» **PROBLEM DESCRIPTION**
Search the data below for the string "April". Extract every line that contains it.
+++ ENTRIES SHOWN
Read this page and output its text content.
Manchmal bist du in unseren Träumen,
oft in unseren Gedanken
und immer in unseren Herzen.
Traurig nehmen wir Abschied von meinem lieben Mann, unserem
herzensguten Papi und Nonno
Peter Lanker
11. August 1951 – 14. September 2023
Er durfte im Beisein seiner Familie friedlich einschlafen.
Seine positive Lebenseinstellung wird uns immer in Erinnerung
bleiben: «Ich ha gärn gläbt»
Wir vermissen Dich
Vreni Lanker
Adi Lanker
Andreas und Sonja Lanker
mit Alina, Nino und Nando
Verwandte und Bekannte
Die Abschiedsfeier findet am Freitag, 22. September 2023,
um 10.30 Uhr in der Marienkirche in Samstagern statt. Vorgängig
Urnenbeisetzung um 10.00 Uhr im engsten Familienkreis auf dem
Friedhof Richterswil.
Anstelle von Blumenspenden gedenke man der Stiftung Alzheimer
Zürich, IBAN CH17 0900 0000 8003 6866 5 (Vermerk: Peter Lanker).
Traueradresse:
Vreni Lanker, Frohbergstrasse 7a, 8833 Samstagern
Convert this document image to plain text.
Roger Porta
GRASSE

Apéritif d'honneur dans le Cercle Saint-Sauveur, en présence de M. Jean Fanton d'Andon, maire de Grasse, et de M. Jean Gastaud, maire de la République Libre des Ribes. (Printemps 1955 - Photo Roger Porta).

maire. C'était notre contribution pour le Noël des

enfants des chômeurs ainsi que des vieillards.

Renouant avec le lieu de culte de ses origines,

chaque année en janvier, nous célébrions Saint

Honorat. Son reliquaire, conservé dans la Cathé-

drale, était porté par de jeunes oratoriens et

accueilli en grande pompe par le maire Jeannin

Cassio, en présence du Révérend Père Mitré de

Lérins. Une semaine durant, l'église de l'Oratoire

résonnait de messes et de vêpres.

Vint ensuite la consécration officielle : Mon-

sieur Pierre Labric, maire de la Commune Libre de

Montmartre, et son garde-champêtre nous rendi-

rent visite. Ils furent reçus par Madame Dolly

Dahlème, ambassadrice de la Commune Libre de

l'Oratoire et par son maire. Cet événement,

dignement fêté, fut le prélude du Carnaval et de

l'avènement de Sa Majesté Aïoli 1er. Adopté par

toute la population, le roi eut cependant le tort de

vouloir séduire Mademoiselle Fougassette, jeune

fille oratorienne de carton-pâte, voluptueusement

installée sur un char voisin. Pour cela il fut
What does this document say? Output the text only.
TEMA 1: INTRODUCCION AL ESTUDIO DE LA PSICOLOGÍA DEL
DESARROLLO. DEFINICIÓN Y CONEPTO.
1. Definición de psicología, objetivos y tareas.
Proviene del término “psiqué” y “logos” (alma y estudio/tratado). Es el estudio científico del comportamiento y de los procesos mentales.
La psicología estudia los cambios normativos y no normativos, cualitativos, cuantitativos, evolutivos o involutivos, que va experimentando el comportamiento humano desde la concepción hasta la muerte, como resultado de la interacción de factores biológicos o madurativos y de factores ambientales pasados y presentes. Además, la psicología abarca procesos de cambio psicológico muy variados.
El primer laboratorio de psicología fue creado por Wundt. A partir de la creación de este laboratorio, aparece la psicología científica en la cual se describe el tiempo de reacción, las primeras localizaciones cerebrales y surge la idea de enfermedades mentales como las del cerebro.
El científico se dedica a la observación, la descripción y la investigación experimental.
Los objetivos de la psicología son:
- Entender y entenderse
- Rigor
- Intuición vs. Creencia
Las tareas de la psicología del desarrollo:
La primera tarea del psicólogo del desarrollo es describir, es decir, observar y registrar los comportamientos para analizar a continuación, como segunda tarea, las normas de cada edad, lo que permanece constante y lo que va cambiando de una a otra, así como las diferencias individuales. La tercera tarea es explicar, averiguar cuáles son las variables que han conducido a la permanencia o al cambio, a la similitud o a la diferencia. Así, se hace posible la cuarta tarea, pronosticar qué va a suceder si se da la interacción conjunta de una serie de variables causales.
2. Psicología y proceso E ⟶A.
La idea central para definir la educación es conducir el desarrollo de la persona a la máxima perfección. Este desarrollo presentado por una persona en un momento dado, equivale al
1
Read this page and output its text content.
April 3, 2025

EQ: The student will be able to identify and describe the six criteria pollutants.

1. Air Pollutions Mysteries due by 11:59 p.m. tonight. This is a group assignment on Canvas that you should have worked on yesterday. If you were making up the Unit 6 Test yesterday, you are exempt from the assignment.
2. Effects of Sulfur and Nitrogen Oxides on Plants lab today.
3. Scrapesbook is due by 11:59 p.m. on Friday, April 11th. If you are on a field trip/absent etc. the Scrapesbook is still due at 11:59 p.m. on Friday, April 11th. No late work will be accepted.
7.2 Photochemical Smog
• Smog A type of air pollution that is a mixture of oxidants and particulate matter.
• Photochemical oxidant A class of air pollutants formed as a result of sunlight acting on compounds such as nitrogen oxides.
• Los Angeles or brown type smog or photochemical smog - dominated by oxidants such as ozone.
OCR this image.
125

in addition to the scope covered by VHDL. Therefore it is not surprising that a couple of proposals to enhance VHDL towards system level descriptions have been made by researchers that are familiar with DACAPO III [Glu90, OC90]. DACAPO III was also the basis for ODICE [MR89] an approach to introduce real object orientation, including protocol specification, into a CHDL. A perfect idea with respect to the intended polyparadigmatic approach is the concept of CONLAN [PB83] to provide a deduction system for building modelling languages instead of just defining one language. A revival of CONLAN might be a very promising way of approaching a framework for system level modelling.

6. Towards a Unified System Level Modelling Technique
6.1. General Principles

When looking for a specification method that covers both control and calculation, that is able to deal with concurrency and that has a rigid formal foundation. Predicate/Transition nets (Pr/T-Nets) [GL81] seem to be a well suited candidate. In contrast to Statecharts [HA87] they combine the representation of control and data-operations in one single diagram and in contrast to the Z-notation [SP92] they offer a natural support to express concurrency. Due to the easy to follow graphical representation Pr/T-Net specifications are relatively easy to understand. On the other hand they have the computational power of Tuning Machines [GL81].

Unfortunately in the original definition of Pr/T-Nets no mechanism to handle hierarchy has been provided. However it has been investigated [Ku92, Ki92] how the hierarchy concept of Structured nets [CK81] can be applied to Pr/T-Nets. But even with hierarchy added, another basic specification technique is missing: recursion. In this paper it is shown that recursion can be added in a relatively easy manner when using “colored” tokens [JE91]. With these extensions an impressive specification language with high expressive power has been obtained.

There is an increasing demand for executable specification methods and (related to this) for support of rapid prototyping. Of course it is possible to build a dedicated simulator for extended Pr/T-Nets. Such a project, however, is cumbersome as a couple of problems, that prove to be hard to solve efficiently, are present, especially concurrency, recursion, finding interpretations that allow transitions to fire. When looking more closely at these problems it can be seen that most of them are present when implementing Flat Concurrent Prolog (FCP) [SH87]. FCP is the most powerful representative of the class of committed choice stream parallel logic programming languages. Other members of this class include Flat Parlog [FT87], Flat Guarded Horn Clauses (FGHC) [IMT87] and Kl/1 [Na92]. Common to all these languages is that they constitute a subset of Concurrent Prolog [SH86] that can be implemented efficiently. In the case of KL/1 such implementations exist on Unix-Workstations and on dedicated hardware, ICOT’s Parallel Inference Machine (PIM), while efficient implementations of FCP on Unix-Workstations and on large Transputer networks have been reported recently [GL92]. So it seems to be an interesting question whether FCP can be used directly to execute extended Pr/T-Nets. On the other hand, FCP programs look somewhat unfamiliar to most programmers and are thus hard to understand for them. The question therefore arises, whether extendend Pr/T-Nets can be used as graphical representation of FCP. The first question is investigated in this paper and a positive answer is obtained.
++++++
» **SOLUTION BELOW**
April 3, 2025
3. Scrapesbook is due by 11:59 p.m. on Friday, April 11th. If you are on a field trip/absent etc. the Scrapesbook is still due at 11:59 p.m. on Friday, April 11th. No late work will be accepted.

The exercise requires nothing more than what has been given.